[A run of records]
--- BEGIN ---
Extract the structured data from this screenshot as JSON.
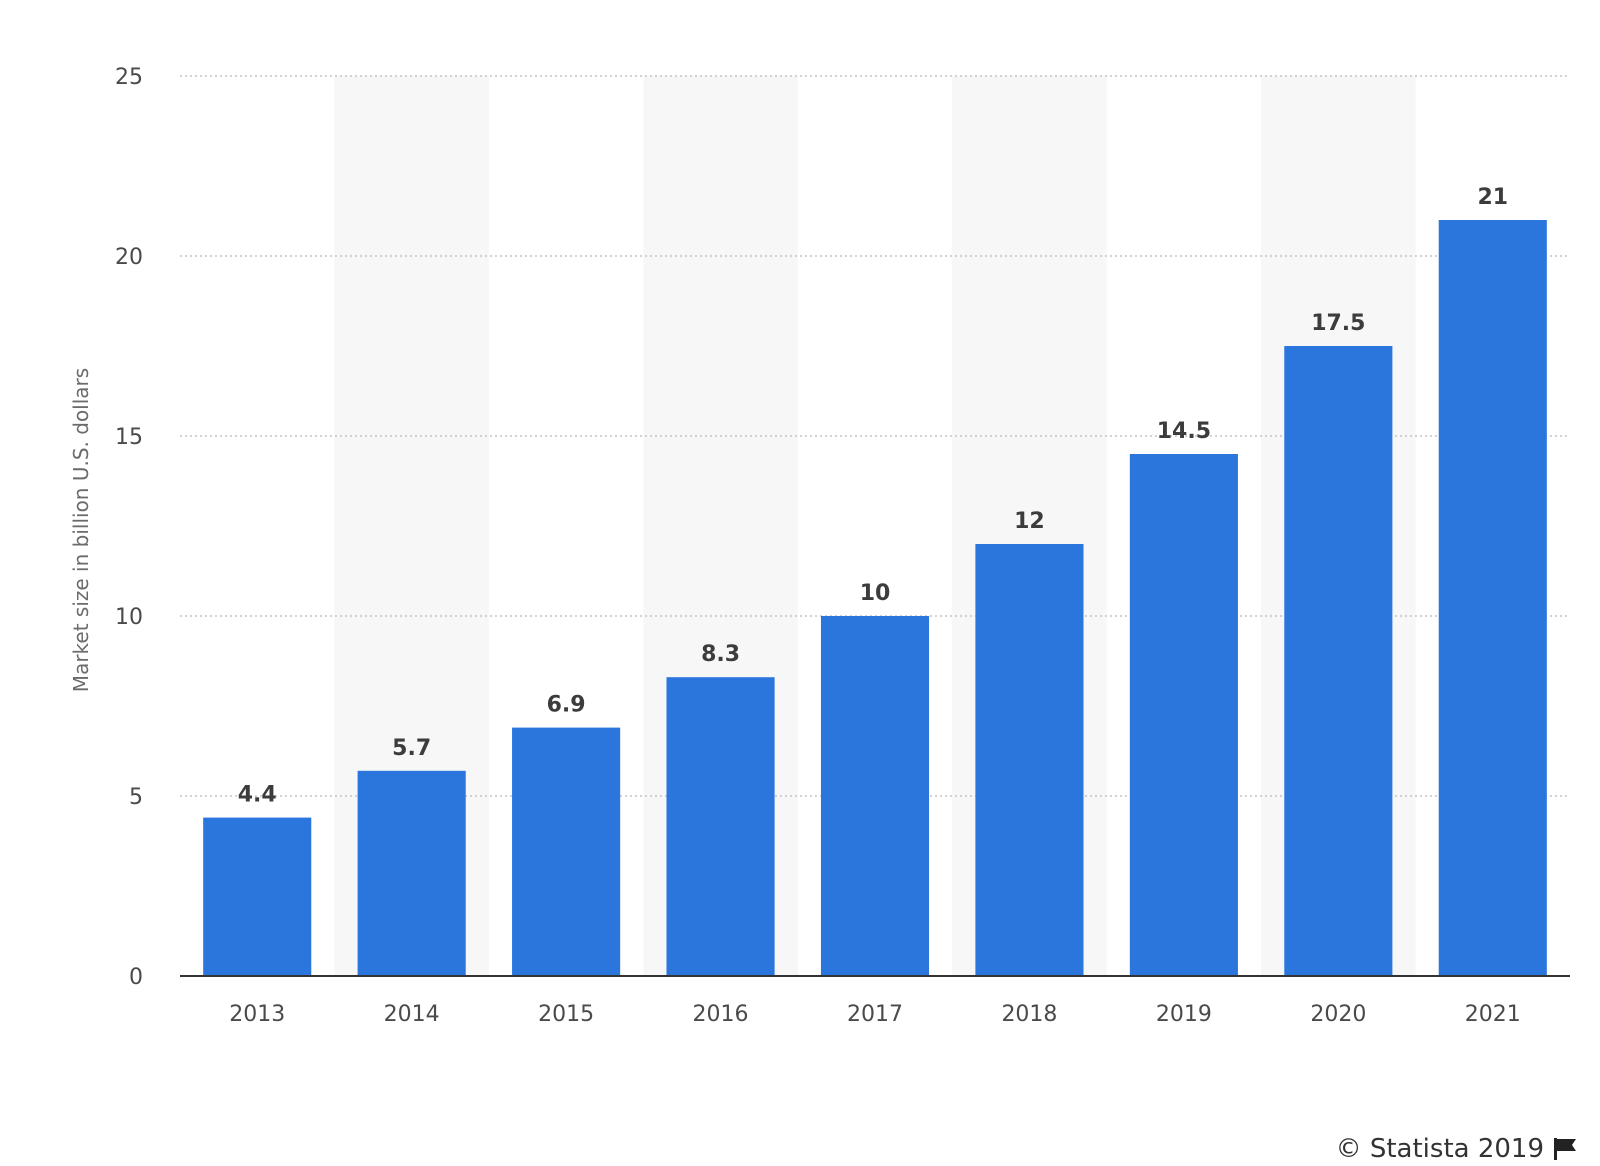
{
  "chart_data": {
    "type": "bar",
    "categories": [
      "2013",
      "2014",
      "2015",
      "2016",
      "2017",
      "2018",
      "2019",
      "2020",
      "2021"
    ],
    "values": [
      4.4,
      5.7,
      6.9,
      8.3,
      10,
      12,
      14.5,
      17.5,
      21
    ],
    "value_labels": [
      "4.4",
      "5.7",
      "6.9",
      "8.3",
      "10",
      "12",
      "14.5",
      "17.5",
      "21"
    ],
    "title": "",
    "xlabel": "",
    "ylabel": "Market size in billion U.S. dollars",
    "ylim": [
      0,
      25
    ],
    "yticks": [
      0,
      5,
      10,
      15,
      20,
      25
    ],
    "grid": true,
    "bar_color": "#2a76dd",
    "band_color": "#f7f7f7"
  },
  "credit": {
    "text": "© Statista 2019",
    "icon": "flag-icon"
  }
}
--- END ---
Problem requirements:
Write out the records above exactly as they appear, leaving out any pictures.

Full output:
Extract the structured data from this screenshot as JSON.
{
  "chart_data": {
    "type": "bar",
    "categories": [
      "2013",
      "2014",
      "2015",
      "2016",
      "2017",
      "2018",
      "2019",
      "2020",
      "2021"
    ],
    "values": [
      4.4,
      5.7,
      6.9,
      8.3,
      10,
      12,
      14.5,
      17.5,
      21
    ],
    "value_labels": [
      "4.4",
      "5.7",
      "6.9",
      "8.3",
      "10",
      "12",
      "14.5",
      "17.5",
      "21"
    ],
    "title": "",
    "xlabel": "",
    "ylabel": "Market size in billion U.S. dollars",
    "ylim": [
      0,
      25
    ],
    "yticks": [
      0,
      5,
      10,
      15,
      20,
      25
    ],
    "grid": true,
    "bar_color": "#2a76dd",
    "band_color": "#f7f7f7"
  },
  "credit": {
    "text": "© Statista 2019",
    "icon": "flag-icon"
  }
}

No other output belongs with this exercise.